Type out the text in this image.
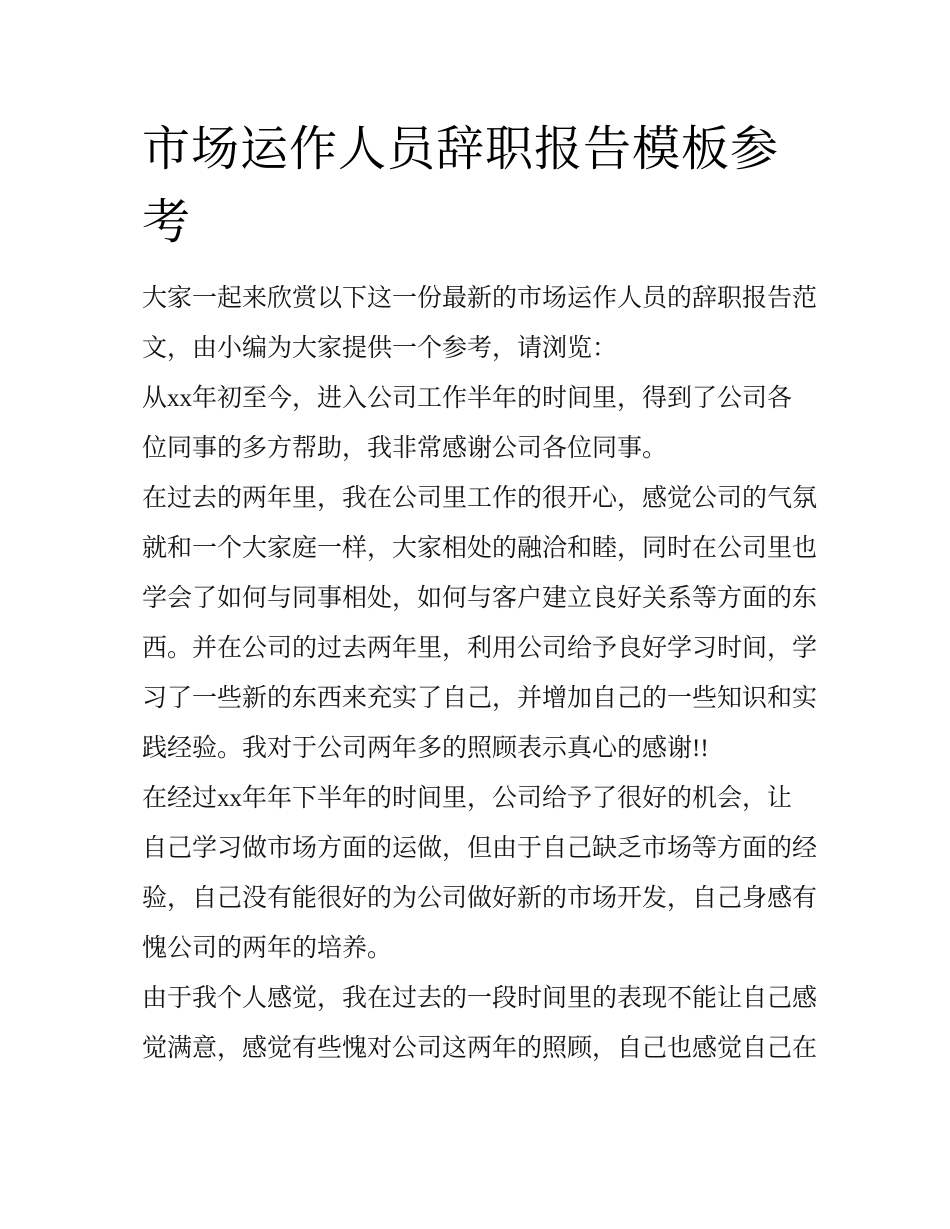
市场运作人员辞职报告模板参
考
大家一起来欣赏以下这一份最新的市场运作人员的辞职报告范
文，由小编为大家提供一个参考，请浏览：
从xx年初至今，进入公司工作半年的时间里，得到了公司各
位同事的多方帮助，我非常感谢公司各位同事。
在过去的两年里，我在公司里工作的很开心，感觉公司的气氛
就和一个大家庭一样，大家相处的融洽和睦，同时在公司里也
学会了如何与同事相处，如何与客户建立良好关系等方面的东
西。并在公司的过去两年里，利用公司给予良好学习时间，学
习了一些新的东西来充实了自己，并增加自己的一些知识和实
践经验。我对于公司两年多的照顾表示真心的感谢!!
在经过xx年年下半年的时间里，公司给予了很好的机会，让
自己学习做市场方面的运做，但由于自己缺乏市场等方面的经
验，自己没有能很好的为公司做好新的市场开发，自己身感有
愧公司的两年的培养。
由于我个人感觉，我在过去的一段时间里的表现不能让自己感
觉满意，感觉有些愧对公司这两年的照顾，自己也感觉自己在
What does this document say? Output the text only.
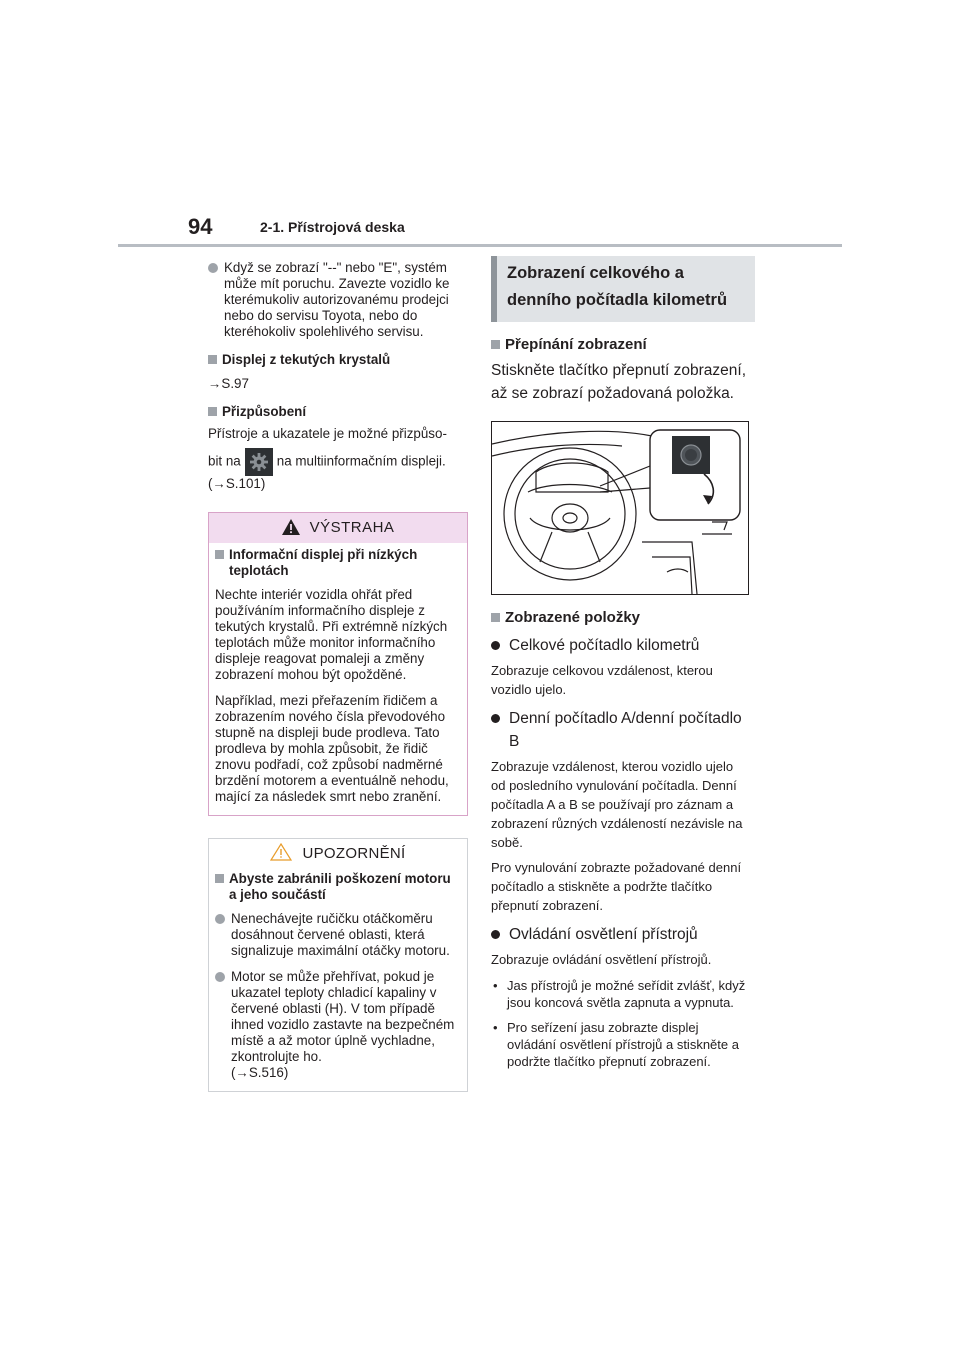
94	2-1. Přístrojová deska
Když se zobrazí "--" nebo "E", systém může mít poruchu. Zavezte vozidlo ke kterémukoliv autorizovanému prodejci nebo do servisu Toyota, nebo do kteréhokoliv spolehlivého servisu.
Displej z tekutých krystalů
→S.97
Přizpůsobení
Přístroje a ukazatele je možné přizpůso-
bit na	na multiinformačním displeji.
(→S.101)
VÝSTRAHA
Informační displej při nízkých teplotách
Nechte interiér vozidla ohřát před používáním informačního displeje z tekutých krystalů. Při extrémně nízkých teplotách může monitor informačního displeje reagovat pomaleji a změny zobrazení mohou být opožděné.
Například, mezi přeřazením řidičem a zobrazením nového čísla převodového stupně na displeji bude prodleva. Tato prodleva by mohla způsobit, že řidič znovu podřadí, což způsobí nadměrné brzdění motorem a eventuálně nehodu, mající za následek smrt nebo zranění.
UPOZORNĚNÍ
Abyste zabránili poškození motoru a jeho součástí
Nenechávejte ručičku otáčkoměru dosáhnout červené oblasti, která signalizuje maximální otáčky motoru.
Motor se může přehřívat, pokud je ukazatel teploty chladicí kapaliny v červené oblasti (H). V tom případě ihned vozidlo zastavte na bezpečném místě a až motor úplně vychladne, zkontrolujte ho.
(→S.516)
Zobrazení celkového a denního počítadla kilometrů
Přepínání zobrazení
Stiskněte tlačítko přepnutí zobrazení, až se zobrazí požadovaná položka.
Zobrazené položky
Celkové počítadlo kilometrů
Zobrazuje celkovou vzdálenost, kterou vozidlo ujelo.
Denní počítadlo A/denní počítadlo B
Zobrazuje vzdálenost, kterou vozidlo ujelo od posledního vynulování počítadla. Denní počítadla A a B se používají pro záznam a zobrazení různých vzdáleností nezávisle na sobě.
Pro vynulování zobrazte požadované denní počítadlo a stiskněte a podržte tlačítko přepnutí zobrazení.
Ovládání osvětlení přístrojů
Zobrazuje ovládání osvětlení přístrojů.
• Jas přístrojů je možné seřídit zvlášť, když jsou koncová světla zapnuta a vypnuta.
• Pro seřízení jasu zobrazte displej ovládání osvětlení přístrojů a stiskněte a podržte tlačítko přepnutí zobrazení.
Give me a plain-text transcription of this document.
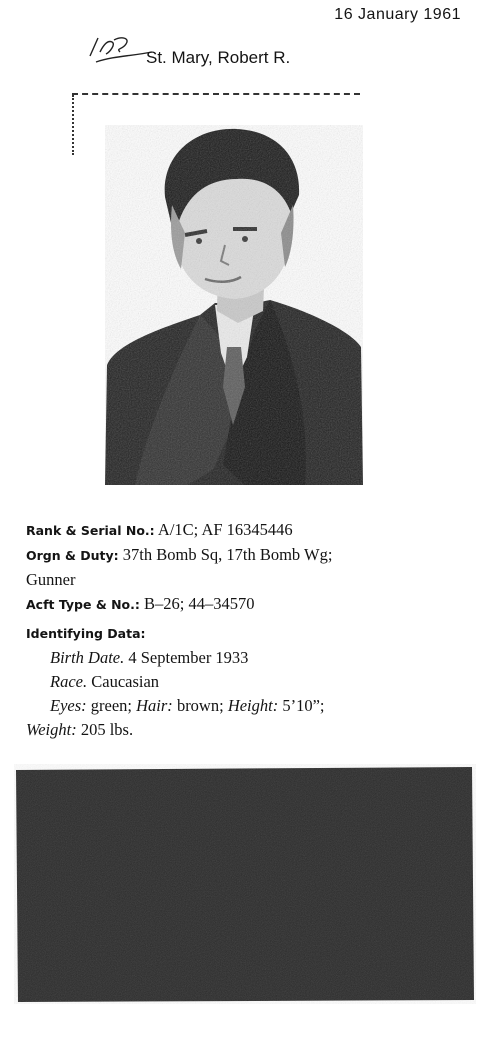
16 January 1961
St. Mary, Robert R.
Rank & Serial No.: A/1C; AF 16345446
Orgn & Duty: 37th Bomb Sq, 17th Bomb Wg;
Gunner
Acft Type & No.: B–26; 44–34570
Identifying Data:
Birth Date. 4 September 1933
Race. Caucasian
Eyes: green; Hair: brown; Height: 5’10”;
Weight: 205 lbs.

WHAT IS NEEDED —
Copy the records exactly. Skip the pictures.

SOLUTION TO THIS PROBLEM —
Type out the text in this image.
市场运作人员辞职报告模板参
考
大家一起来欣赏以下这一份最新的市场运作人员的辞职报告范
文，由小编为大家提供一个参考，请浏览：
从xx年初至今，进入公司工作半年的时间里，得到了公司各
位同事的多方帮助，我非常感谢公司各位同事。
在过去的两年里，我在公司里工作的很开心，感觉公司的气氛
就和一个大家庭一样，大家相处的融洽和睦，同时在公司里也
学会了如何与同事相处，如何与客户建立良好关系等方面的东
西。并在公司的过去两年里，利用公司给予良好学习时间，学
习了一些新的东西来充实了自己，并增加自己的一些知识和实
践经验。我对于公司两年多的照顾表示真心的感谢!!
在经过xx年年下半年的时间里，公司给予了很好的机会，让
自己学习做市场方面的运做，但由于自己缺乏市场等方面的经
验，自己没有能很好的为公司做好新的市场开发，自己身感有
愧公司的两年的培养。
由于我个人感觉，我在过去的一段时间里的表现不能让自己感
觉满意，感觉有些愧对公司这两年的照顾，自己也感觉自己在
What does this document say? Output the text only.
94	2-1. Přístrojová deska
Když se zobrazí "--" nebo "E", systém může mít poruchu. Zavezte vozidlo ke kterémukoliv autorizovanému prodejci nebo do servisu Toyota, nebo do kteréhokoliv spolehlivého servisu.
Displej z tekutých krystalů
→S.97
Přizpůsobení
Přístroje a ukazatele je možné přizpůso-
bit na	na multiinformačním displeji.
(→S.101)
VÝSTRAHA
Informační displej při nízkých teplotách
Nechte interiér vozidla ohřát před používáním informačního displeje z tekutých krystalů. Při extrémně nízkých teplotách může monitor informačního displeje reagovat pomaleji a změny zobrazení mohou být opožděné.
Například, mezi přeřazením řidičem a zobrazením nového čísla převodového stupně na displeji bude prodleva. Tato prodleva by mohla způsobit, že řidič znovu podřadí, což způsobí nadměrné brzdění motorem a eventuálně nehodu, mající za následek smrt nebo zranění.
UPOZORNĚNÍ
Abyste zabránili poškození motoru a jeho součástí
Nenechávejte ručičku otáčkoměru dosáhnout červené oblasti, která signalizuje maximální otáčky motoru.
Motor se může přehřívat, pokud je ukazatel teploty chladicí kapaliny v červené oblasti (H). V tom případě ihned vozidlo zastavte na bezpečném místě a až motor úplně vychladne, zkontrolujte ho.
(→S.516)
Zobrazení celkového a denního počítadla kilometrů
Přepínání zobrazení
Stiskněte tlačítko přepnutí zobrazení, až se zobrazí požadovaná položka.
Zobrazené položky
Celkové počítadlo kilometrů
Zobrazuje celkovou vzdálenost, kterou vozidlo ujelo.
Denní počítadlo A/denní počítadlo B
Zobrazuje vzdálenost, kterou vozidlo ujelo od posledního vynulování počítadla. Denní počítadla A a B se používají pro záznam a zobrazení různých vzdáleností nezávisle na sobě.
Pro vynulování zobrazte požadované denní počítadlo a stiskněte a podržte tlačítko přepnutí zobrazení.
Ovládání osvětlení přístrojů
Zobrazuje ovládání osvětlení přístrojů.
• Jas přístrojů je možné seřídit zvlášť, když jsou koncová světla zapnuta a vypnuta.
• Pro seřízení jasu zobrazte displej ovládání osvětlení přístrojů a stiskněte a podržte tlačítko přepnutí zobrazení.
Give me a plain-text transcription of this document.
16 January 1961
St. Mary, Robert R.
Rank & Serial No.: A/1C; AF 16345446
Orgn & Duty: 37th Bomb Sq, 17th Bomb Wg;
Gunner
Acft Type & No.: B–26; 44–34570
Identifying Data:
Birth Date. 4 September 1933
Race. Caucasian
Eyes: green; Hair: brown; Height: 5’10”;
Weight: 205 lbs.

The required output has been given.